▶ [Exercise description]: Faithfully return all lines, omitting every embedded picture.

— START OF Material provided —

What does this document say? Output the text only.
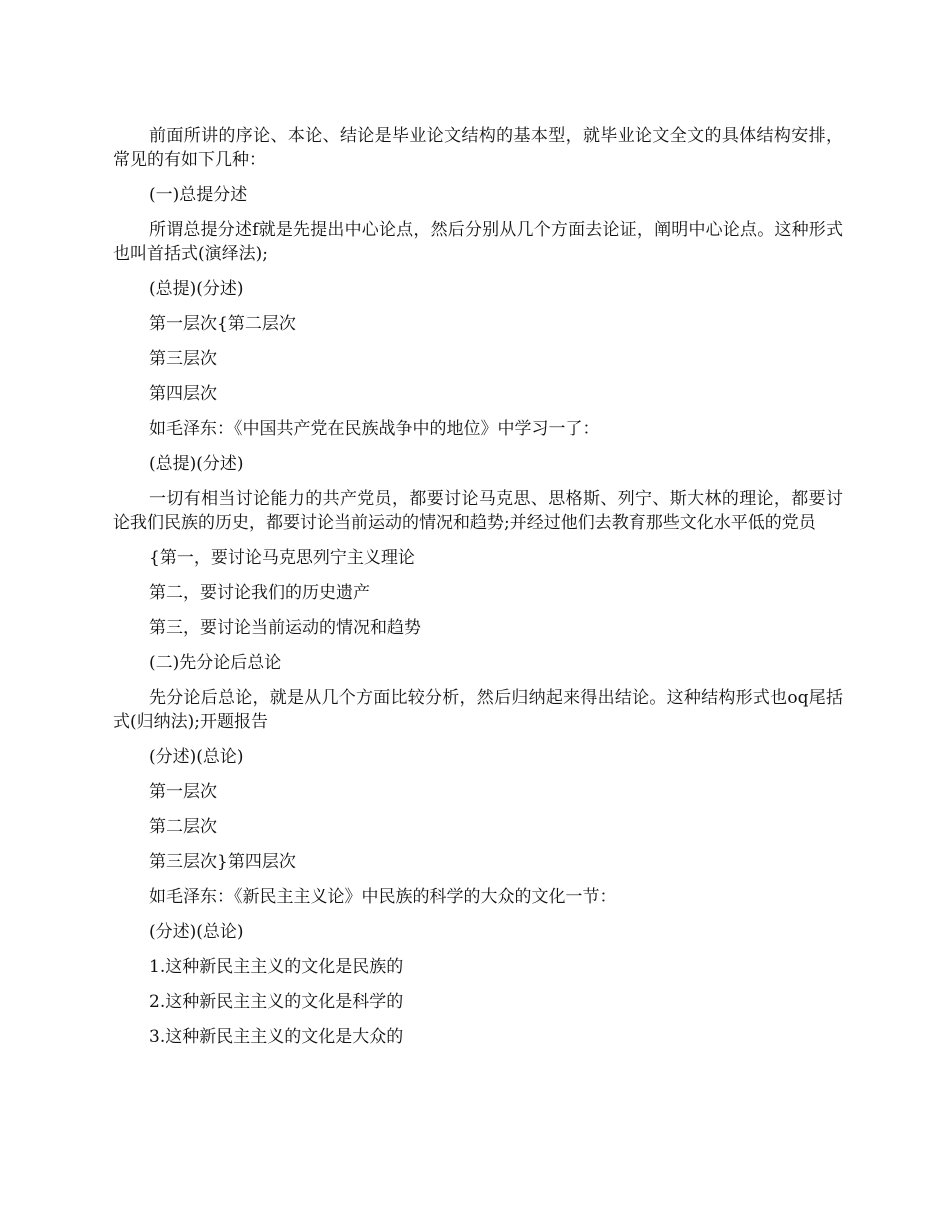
前面所讲的序论、本论、结论是毕业论文结构的基本型，就毕业论文全文的具体结构安排，常见的有如下几种：

(一)总提分述

所谓总提分述f就是先提出中心论点，然后分别从几个方面去论证，阐明中心论点。这种形式也叫首括式(演绎法);

(总提)(分述)

第一层次{第二层次

第三层次

第四层次

如毛泽东：《中国共产党在民族战争中的地位》中学习一了：

(总提)(分述)

一切有相当讨论能力的共产党员，都要讨论马克思、思格斯、列宁、斯大林的理论，都要讨论我们民族的历史，都要讨论当前运动的情况和趋势;并经过他们去教育那些文化水平低的党员

{第一，要讨论马克思列宁主义理论

第二，要讨论我们的历史遗产

第三，要讨论当前运动的情况和趋势

(二)先分论后总论

先分论后总论，就是从几个方面比较分析，然后归纳起来得出结论。这种结构形式也oq尾括式(归纳法);开题报告

(分述)(总论)

第一层次

第二层次

第三层次}第四层次

如毛泽东：《新民主主义论》中民族的科学的大众的文化一节：

(分述)(总论)

1.这种新民主主义的文化是民族的

2.这种新民主主义的文化是科学的

3.这种新民主主义的文化是大众的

— END OF Material provided —

▶ [Answer below]:
What does this document say? Output the text only.
前面所讲的序论、本论、结论是毕业论文结构的基本型，就毕业论文全文的具体结构安排，常见的有如下几种：

(一)总提分述

所谓总提分述f就是先提出中心论点，然后分别从几个方面去论证，阐明中心论点。这种形式也叫首括式(演绎法);

(总提)(分述)

第一层次{第二层次

第三层次

第四层次

如毛泽东：《中国共产党在民族战争中的地位》中学习一了：

(总提)(分述)

一切有相当讨论能力的共产党员，都要讨论马克思、思格斯、列宁、斯大林的理论，都要讨论我们民族的历史，都要讨论当前运动的情况和趋势;并经过他们去教育那些文化水平低的党员

{第一，要讨论马克思列宁主义理论

第二，要讨论我们的历史遗产

第三，要讨论当前运动的情况和趋势

(二)先分论后总论

先分论后总论，就是从几个方面比较分析，然后归纳起来得出结论。这种结构形式也oq尾括式(归纳法);开题报告

(分述)(总论)

第一层次

第二层次

第三层次}第四层次

如毛泽东：《新民主主义论》中民族的科学的大众的文化一节：

(分述)(总论)

1.这种新民主主义的文化是民族的

2.这种新民主主义的文化是科学的

3.这种新民主主义的文化是大众的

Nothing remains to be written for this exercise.